(WHAT IS NEEDED) Which lines in the records below contain the word "minimal"? Copy each one out.

Stored data:
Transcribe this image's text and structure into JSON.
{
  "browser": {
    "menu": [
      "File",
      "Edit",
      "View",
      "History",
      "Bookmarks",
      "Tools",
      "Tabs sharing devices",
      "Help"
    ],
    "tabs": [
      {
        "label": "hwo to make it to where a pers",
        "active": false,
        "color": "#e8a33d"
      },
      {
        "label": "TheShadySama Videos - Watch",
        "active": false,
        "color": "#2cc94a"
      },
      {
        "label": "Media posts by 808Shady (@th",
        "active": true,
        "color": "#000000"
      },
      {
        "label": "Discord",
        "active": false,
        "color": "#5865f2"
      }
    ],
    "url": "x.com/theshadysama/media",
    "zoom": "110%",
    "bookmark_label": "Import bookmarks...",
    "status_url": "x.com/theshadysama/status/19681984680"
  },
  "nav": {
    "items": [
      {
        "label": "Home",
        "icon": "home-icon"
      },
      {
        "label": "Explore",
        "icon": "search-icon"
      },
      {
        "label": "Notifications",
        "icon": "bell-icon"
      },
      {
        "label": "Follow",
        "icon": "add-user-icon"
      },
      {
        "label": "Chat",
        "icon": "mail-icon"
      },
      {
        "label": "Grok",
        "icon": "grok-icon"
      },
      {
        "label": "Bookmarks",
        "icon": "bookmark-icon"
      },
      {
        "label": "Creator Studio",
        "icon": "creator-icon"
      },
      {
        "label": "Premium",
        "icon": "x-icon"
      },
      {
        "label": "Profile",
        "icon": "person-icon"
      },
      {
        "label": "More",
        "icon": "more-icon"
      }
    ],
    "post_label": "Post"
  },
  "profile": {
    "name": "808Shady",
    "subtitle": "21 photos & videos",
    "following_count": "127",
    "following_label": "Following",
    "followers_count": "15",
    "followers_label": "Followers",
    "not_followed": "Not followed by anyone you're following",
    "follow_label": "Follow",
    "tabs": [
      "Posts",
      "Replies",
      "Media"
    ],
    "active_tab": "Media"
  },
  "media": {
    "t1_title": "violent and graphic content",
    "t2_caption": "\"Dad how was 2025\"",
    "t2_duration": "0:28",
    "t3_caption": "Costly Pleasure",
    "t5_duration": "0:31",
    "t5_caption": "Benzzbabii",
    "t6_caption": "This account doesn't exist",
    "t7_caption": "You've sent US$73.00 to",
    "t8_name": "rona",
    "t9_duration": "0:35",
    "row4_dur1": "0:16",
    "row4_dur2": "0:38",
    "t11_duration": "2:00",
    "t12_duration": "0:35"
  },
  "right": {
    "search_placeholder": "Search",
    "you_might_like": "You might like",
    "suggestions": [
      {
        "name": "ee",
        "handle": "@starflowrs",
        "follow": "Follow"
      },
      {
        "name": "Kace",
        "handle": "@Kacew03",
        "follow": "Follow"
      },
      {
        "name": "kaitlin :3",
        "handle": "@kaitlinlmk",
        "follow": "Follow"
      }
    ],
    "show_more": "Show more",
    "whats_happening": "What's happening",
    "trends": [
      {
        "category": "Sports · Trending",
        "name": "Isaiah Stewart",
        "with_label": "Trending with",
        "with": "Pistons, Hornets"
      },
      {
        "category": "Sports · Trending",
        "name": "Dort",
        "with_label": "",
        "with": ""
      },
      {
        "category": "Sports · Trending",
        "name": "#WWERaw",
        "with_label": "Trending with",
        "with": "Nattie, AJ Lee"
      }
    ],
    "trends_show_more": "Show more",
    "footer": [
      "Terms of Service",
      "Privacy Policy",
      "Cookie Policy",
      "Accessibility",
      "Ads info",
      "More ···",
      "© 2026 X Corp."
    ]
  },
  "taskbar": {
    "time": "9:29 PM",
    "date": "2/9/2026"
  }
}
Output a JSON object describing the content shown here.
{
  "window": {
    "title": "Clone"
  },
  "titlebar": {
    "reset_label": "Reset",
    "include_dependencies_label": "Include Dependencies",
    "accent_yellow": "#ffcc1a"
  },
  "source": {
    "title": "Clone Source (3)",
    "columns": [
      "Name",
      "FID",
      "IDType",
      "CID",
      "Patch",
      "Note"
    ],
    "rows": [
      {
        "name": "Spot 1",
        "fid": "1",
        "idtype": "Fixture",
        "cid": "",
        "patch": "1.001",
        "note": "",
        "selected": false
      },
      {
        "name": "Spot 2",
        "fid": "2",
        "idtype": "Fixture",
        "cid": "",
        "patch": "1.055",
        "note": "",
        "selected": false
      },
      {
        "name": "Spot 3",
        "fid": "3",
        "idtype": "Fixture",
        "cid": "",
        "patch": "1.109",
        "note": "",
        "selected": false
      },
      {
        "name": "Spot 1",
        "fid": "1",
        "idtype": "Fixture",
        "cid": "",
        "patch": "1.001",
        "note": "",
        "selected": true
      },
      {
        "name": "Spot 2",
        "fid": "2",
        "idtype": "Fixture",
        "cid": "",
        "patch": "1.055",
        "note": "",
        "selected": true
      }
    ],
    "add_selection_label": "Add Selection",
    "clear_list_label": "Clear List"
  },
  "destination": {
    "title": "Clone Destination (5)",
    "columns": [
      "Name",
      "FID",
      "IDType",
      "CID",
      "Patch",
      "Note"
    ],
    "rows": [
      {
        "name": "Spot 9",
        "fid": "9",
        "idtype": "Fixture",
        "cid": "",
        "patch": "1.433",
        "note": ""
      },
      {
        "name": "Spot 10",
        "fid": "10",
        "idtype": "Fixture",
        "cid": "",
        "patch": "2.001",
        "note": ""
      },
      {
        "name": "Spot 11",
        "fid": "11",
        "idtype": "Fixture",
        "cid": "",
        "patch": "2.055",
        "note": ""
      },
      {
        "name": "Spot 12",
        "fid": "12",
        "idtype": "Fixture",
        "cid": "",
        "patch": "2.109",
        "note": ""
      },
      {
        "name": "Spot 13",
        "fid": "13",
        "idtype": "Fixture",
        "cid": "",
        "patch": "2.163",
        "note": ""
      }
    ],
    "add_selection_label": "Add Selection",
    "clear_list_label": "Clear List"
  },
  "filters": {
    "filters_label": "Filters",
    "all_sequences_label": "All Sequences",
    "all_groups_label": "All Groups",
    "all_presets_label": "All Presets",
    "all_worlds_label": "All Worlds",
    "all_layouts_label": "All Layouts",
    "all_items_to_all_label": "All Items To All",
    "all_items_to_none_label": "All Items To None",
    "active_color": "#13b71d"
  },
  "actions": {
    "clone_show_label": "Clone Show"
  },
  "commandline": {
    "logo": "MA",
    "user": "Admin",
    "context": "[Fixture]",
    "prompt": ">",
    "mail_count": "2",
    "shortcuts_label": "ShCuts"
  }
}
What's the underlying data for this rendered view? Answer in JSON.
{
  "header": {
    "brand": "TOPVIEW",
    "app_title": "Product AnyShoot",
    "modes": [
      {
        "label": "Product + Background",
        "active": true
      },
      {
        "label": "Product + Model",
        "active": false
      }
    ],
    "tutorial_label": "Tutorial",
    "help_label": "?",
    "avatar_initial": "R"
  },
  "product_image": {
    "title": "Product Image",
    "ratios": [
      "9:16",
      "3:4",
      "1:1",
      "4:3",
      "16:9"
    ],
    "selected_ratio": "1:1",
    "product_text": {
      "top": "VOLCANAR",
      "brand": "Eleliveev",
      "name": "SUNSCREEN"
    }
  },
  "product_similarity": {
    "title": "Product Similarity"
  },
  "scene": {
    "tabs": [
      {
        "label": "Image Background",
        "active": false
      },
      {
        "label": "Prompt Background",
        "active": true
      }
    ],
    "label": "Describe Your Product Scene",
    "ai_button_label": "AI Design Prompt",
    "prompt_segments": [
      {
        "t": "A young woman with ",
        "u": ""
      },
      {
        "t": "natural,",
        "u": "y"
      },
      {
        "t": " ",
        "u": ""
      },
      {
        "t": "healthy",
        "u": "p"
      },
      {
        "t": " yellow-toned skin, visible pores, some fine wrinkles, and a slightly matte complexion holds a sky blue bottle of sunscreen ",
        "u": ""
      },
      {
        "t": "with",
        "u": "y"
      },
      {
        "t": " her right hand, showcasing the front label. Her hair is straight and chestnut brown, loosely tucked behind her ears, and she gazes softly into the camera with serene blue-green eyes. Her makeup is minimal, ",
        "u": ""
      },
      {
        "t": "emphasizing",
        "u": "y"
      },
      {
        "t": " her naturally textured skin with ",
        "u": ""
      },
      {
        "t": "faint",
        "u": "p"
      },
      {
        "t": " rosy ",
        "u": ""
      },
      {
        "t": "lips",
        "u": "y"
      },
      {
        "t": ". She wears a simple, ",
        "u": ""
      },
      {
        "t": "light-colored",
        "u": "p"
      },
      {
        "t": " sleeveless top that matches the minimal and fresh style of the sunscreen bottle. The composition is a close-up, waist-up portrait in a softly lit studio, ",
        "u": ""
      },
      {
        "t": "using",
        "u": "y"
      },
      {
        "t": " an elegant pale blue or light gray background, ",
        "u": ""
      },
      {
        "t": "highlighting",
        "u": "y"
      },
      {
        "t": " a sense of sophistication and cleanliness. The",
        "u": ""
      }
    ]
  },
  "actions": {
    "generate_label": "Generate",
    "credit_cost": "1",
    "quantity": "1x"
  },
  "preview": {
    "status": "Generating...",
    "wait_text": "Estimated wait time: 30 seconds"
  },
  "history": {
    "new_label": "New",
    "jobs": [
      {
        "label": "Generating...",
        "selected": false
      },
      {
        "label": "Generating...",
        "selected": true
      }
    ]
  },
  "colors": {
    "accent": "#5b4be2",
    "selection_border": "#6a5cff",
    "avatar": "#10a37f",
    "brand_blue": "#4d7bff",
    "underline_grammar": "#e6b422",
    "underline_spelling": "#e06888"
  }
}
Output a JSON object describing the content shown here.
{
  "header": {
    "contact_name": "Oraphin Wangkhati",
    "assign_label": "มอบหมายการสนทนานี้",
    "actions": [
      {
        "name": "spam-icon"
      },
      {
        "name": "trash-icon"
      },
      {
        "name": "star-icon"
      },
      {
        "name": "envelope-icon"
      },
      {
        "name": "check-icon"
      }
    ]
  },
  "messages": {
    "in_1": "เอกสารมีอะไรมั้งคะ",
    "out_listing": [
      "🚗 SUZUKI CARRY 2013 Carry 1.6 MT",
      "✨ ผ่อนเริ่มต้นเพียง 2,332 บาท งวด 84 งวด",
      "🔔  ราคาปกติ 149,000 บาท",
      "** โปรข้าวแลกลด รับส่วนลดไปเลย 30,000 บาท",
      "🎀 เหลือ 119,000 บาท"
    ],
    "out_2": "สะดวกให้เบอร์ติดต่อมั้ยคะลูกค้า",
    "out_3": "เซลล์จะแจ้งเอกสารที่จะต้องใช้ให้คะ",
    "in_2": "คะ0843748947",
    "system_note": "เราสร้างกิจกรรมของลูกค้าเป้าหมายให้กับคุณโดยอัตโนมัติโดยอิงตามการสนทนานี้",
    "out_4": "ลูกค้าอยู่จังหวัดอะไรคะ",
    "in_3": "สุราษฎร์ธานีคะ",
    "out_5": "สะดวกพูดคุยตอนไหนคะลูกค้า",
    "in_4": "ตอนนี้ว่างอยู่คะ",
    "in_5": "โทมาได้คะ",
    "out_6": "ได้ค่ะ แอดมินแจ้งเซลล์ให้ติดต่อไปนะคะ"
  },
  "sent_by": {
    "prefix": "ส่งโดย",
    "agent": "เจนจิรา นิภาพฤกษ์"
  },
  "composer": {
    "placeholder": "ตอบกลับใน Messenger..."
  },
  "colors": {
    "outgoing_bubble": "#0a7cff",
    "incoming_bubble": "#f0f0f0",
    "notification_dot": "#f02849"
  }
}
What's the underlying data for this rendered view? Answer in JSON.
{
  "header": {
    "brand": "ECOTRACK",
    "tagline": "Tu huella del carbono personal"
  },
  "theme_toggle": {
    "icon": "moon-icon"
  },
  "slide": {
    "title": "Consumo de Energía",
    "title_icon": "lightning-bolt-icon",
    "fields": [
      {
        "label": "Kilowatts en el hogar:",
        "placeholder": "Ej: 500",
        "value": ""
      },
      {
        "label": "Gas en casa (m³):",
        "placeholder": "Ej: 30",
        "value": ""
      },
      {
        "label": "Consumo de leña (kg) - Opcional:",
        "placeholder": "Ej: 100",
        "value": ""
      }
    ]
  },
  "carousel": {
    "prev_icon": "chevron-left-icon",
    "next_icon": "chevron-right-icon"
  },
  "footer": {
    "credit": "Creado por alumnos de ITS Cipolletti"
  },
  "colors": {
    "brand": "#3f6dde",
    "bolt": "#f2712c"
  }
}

(RESULT OF THIS EXERCISE)
        "t": " her right hand, showcasing the front label. Her hair is straight and chestnut brown, loosely tucked behind her ears, and she gazes softly into the camera with serene blue-green eyes. Her makeup is minimal, ",
        "t": " sleeveless top that matches the minimal and fresh style of the sunscreen bottle. The composition is a close-up, waist-up portrait in a softly lit studio, ",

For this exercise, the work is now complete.